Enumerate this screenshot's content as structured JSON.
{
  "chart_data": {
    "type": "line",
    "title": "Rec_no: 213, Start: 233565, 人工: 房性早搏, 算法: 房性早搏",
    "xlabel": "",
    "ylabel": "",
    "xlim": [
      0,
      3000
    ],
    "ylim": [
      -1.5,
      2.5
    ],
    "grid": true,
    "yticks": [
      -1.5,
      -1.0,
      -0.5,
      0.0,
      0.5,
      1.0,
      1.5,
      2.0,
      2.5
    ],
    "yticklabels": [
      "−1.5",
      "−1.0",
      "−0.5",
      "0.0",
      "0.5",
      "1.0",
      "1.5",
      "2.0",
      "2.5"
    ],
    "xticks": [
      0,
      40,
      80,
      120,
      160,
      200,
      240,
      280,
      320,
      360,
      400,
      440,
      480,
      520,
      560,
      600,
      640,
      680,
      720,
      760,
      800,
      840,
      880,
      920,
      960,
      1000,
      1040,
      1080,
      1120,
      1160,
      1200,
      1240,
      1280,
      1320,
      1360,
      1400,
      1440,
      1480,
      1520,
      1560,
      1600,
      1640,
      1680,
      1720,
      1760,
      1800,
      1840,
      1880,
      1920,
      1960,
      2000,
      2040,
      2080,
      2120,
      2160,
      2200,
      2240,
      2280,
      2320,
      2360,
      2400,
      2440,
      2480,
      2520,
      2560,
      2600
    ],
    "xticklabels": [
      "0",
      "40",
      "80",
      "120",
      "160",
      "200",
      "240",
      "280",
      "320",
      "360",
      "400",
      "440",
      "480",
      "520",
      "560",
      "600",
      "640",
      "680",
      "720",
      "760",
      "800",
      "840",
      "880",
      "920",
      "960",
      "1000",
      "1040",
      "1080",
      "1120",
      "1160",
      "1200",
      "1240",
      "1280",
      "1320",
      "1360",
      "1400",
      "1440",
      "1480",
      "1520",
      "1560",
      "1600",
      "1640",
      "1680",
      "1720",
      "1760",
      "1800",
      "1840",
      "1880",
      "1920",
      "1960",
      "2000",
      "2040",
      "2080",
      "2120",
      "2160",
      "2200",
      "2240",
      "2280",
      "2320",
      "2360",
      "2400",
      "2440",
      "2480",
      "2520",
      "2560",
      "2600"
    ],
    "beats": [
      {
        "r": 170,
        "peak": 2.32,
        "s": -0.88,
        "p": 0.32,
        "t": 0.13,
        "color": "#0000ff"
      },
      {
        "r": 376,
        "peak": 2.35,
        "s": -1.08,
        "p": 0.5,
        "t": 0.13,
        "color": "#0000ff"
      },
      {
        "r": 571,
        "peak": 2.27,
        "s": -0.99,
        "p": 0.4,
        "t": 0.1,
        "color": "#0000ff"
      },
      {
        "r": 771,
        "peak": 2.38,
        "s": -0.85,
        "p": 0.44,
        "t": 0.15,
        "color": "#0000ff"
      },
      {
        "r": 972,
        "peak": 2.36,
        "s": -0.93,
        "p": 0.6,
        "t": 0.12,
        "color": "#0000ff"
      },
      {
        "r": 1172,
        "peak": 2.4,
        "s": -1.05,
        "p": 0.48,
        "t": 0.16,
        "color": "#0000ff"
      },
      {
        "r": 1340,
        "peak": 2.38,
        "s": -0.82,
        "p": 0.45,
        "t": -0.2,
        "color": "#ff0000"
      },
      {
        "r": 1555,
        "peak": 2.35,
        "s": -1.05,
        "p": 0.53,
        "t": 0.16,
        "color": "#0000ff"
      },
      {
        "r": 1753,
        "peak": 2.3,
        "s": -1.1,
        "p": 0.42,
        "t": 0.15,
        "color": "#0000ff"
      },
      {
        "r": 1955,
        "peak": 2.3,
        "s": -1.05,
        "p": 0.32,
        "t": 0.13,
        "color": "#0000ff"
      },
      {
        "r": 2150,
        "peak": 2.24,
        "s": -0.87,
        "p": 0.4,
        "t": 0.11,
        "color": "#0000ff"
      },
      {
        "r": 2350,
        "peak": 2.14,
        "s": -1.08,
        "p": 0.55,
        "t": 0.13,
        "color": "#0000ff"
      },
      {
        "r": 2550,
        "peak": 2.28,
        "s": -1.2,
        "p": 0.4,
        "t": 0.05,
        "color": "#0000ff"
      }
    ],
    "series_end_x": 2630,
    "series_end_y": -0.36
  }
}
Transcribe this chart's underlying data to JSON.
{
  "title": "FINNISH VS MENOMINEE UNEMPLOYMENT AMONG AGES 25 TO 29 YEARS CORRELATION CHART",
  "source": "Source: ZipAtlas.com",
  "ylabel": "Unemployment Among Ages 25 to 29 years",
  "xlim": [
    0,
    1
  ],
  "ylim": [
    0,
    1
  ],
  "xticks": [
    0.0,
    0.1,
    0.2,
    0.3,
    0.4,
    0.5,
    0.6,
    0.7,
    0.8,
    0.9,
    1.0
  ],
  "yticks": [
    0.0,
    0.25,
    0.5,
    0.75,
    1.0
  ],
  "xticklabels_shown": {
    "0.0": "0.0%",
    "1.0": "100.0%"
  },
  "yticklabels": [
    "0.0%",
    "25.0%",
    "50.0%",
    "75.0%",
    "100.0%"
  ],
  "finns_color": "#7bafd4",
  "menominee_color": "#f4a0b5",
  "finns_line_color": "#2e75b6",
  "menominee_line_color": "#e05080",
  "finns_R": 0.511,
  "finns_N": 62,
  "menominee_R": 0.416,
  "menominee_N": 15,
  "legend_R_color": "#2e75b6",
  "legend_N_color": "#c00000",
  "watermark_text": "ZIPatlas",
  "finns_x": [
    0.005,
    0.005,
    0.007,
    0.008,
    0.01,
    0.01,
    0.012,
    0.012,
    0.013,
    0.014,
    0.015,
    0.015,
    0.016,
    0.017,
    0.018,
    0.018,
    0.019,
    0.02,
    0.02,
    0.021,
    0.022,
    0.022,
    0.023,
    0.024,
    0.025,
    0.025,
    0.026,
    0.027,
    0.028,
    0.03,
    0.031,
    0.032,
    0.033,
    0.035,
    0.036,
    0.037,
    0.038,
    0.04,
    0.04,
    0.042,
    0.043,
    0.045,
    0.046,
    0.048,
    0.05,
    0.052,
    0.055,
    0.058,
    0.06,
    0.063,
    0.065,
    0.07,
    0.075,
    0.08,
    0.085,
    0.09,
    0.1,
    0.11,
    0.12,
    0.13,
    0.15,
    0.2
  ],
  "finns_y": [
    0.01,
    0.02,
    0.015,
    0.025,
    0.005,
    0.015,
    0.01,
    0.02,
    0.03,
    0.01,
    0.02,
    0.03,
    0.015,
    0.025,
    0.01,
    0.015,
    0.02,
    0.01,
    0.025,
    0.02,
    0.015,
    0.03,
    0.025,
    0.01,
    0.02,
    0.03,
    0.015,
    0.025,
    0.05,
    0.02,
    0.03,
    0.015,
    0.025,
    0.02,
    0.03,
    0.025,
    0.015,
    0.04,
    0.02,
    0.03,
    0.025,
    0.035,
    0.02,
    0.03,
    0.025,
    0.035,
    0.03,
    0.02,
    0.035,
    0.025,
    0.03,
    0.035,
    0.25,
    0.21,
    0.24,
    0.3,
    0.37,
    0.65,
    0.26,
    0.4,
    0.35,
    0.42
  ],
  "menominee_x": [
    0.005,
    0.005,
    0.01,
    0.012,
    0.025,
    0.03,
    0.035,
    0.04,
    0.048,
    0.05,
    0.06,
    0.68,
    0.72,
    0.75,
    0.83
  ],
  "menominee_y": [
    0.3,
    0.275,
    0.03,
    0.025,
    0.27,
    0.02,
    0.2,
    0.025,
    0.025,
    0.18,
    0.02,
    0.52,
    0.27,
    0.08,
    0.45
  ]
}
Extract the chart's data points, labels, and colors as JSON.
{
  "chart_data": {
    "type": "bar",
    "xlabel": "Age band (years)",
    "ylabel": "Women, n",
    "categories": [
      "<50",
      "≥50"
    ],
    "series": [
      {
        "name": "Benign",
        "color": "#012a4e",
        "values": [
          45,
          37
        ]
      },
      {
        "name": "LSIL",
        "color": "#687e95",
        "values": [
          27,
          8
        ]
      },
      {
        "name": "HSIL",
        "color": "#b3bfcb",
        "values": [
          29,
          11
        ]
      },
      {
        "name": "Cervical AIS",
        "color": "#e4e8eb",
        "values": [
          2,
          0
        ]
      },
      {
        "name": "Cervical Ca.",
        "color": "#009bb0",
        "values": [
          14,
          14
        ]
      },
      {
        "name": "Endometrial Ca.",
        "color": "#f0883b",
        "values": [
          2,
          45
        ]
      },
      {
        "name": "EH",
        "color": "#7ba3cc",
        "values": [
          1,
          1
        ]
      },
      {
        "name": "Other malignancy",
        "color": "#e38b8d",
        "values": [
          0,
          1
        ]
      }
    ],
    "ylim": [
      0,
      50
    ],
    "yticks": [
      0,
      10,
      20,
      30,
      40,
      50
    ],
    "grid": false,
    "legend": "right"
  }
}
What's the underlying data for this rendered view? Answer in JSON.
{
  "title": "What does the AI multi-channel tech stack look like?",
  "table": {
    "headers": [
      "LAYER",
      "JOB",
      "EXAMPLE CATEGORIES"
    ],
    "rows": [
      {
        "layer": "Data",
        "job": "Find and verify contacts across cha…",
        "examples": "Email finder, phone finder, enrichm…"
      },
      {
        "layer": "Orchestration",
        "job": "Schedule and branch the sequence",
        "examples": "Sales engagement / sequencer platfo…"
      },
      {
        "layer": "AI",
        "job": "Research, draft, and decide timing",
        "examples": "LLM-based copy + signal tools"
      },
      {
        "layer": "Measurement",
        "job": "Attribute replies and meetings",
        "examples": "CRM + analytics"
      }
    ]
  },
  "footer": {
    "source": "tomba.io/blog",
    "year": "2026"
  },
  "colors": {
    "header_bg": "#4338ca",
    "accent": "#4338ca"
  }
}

## Brief
Go through the data above and find the lines with the word "examples". Copy each of those lines.

## Worked solution
        "examples": "Email finder, phone finder, enrichm…"
        "examples": "Sales engagement / sequencer platfo…"
        "examples": "LLM-based copy + signal tools"
        "examples": "CRM + analytics"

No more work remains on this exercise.